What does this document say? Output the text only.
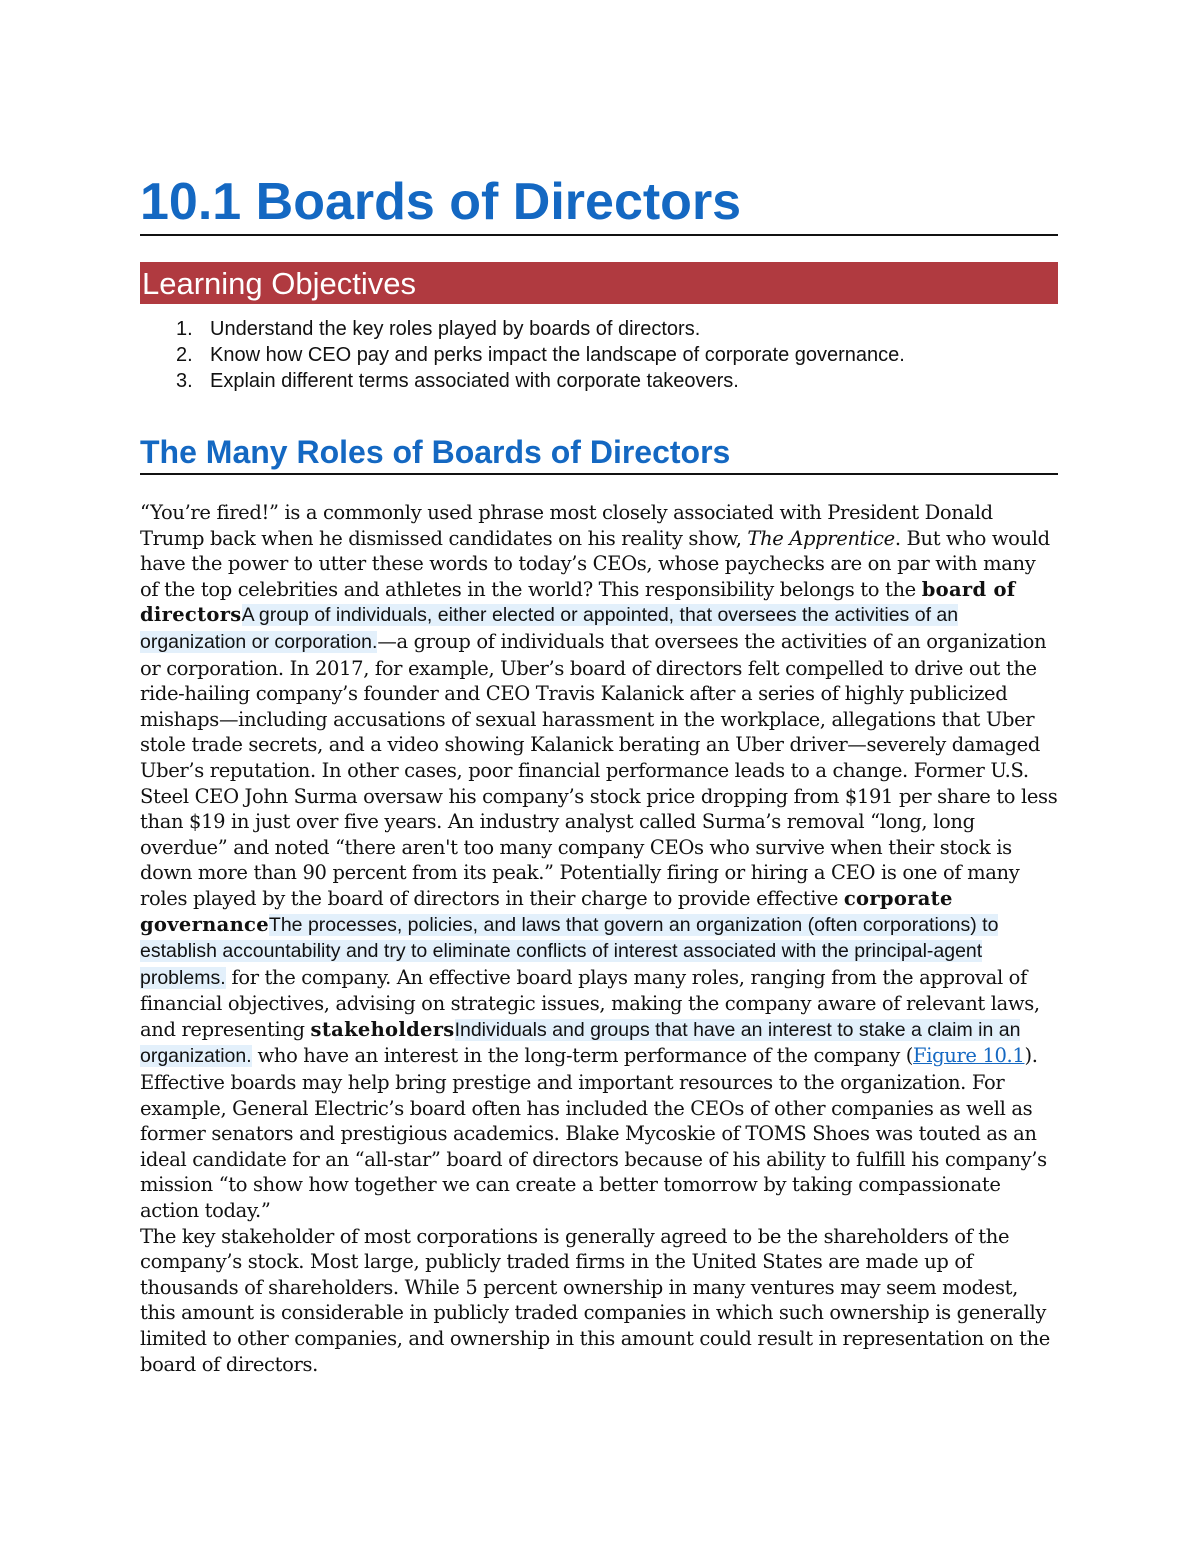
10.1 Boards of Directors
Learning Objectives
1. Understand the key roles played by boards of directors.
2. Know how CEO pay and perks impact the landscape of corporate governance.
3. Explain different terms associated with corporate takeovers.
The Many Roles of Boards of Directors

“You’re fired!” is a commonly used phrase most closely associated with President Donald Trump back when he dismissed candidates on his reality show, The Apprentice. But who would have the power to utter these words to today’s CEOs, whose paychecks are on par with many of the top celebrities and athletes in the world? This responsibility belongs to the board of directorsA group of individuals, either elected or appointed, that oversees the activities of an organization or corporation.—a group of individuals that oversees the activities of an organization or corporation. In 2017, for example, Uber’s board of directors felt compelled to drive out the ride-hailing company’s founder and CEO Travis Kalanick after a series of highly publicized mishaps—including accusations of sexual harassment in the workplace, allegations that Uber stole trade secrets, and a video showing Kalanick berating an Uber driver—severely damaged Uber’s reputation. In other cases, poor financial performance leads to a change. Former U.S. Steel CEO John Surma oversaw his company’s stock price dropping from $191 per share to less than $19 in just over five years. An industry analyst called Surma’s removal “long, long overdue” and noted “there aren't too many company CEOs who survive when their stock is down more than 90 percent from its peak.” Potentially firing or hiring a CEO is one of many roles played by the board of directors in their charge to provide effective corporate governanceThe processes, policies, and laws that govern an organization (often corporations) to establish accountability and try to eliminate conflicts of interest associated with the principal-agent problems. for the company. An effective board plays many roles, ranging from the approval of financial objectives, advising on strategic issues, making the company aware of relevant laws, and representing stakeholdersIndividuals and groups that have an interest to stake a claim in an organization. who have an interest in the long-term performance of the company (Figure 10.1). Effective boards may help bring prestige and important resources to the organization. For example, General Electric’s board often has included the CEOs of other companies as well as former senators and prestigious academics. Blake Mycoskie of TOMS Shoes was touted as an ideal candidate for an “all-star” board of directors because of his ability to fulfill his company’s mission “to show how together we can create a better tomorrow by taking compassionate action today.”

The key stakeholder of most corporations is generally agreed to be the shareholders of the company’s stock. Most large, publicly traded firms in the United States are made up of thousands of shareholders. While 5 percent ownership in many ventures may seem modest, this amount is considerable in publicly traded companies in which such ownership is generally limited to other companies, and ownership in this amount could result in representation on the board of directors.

• PROBLEM DETAILS
Above are records with pictures; repeat the records exactly and leave the pictures out.

• EXERCISE RESPONSE
What does this document say? Output the text only.
10.1 Boards of Directors
Learning Objectives
1. Understand the key roles played by boards of directors.
2. Know how CEO pay and perks impact the landscape of corporate governance.
3. Explain different terms associated with corporate takeovers.
The Many Roles of Boards of Directors

“You’re fired!” is a commonly used phrase most closely associated with President Donald Trump back when he dismissed candidates on his reality show, The Apprentice. But who would have the power to utter these words to today’s CEOs, whose paychecks are on par with many of the top celebrities and athletes in the world? This responsibility belongs to the board of directorsA group of individuals, either elected or appointed, that oversees the activities of an organization or corporation.—a group of individuals that oversees the activities of an organization or corporation. In 2017, for example, Uber’s board of directors felt compelled to drive out the ride-hailing company’s founder and CEO Travis Kalanick after a series of highly publicized mishaps—including accusations of sexual harassment in the workplace, allegations that Uber stole trade secrets, and a video showing Kalanick berating an Uber driver—severely damaged Uber’s reputation. In other cases, poor financial performance leads to a change. Former U.S. Steel CEO John Surma oversaw his company’s stock price dropping from $191 per share to less than $19 in just over five years. An industry analyst called Surma’s removal “long, long overdue” and noted “there aren't too many company CEOs who survive when their stock is down more than 90 percent from its peak.” Potentially firing or hiring a CEO is one of many roles played by the board of directors in their charge to provide effective corporate governanceThe processes, policies, and laws that govern an organization (often corporations) to establish accountability and try to eliminate conflicts of interest associated with the principal-agent problems. for the company. An effective board plays many roles, ranging from the approval of financial objectives, advising on strategic issues, making the company aware of relevant laws, and representing stakeholdersIndividuals and groups that have an interest to stake a claim in an organization. who have an interest in the long-term performance of the company (Figure 10.1). Effective boards may help bring prestige and important resources to the organization. For example, General Electric’s board often has included the CEOs of other companies as well as former senators and prestigious academics. Blake Mycoskie of TOMS Shoes was touted as an ideal candidate for an “all-star” board of directors because of his ability to fulfill his company’s mission “to show how together we can create a better tomorrow by taking compassionate action today.”

The key stakeholder of most corporations is generally agreed to be the shareholders of the company’s stock. Most large, publicly traded firms in the United States are made up of thousands of shareholders. While 5 percent ownership in many ventures may seem modest, this amount is considerable in publicly traded companies in which such ownership is generally limited to other companies, and ownership in this amount could result in representation on the board of directors.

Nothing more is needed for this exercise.